Excerpt:

God has no duty to the universe to stop satan's evil, even though He could stop it at any time with a snap of His fingers.

It is His will that evil exists, despite that He did not create it or desires its existence. God is pure holiness. He does not desire the existence of evil - accept in that it enable man to retain free will. If evil was not possible because God did away with it, then man would not have free will - without free will, there is no love.

In God's plan He withholds or withdraws grace from some and then they are left only to their sin nature, meaning they will sin. God ordained that, but He did not author the sin itself. That was done by man, even if he had no independent ability to avoid it.

God withholds grace not knowing what a man will do with grace given Him makes God just? Is God randomly choosing the elect? And while you say that God ordained evil - and claim that God did not author sin - I find as completely contradictory. When someone ordains something, they are creating it, authoring it. The moment you say "God ordained sin", you are saying that God authored sin. You can't have it both ways. Either God does NOT ordain sin, man does, or God DOES ordain sin, and He is responsible for man's sinning.

Perhaps a human example would be a classic "entrapment" scenario, whereby an undercover cop poses as a bum in the alley and leaves a $50 bill laying on his chest. He appears to be sleeping. When someone comes along and tries to steal it, who "caused" the crime? In this loose analogy, the cop was "ordaining", but the thief was the author of the sin (evil). Of course God's powers erase all doubt of the outcome.

Who caused the crime? The man stealing the money. No one "forced" the man to take it, no matter the circumstance of "entrapment". The cop was NOT ordaining anything, he ALLOWED it. There is a difference between actively creating something or forcing something or necessitating something, AND allowing it. NO ONE forced that man to take the money off the man's chest! Thus, with God. NO ONE forces man to sin - we do it ourselves. Thus, God does NOT ordain sin or necessitates it. To say this would to make God the author of sin.

But you tell me that God takes into account man's actions. If God actually plans differently than He otherwise would have, because of man, then that necessitates a change based on foreknowledge.

That is all speculation, I suppose. Who can say what sort of options move around in the mind of God or how He plans things such as that? We can say, though, that God foresees what we will do at the same time as He "plans", since there is no past or future with God.

This foreknowledge of man necessitates that God do something He would not have done but for the foreknowledge

Is God's will bound by His foreknowledge???

As for the football game, YES, you would have caused the outcome of the game by knowing the score, IF you made the game, AND you owned the game, AND you made and owned all the players of the game, AND YOU WERE IN ABSOLUTE AND FULL CONTROL OF EVERY ASPECT OF THAT GAME from before the sport itself was even invented. :)

God has given man the ability of being secondary causes. Yes, God gave us the ability to sit in a chair, but does that mean we cannot cause ourselves to sit down? God gave all mobile creatures the ability of self-motion. God keeps us in existence and has given us particular powers and abilities which do NOT imply that God is not necessary. We are created this way to further glorify God. When a man chooses to walk, He is doing God's will by fulfilling the use of his legs. When man does a morally good deed, He is fulfilling his purpose, to come into a loving relationship with the Father through love.

When God withdraws or withholds, He knows there is only one result that is possible. Left to our own devices, there is only wickedness.

Data shown:
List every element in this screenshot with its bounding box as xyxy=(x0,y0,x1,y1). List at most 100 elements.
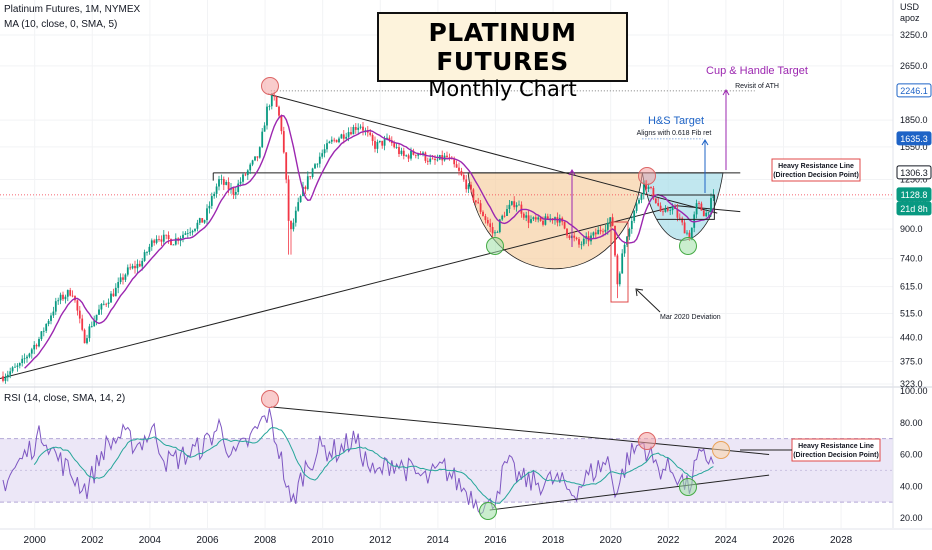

What you have to do:
Swap in "officer" for every "cop" and write out everything from "Who caused the" down to "author of sin." in the discussion of God and evil.

Expected output:
Who caused the crime? The man stealing the money. No one "forced" the man to take it, no matter the circumstance of "entrapment". The officer was NOT ordaining anything, he ALLOWED it. There is a difference between actively creating something or forcing something or necessitating something, AND allowing it. NO ONE forced that man to take the money off the man's chest! Thus, with God. NO ONE forces man to sin - we do it ourselves. Thus, God does NOT ordain sin or necessitates it. To say this would to make God the author of sin.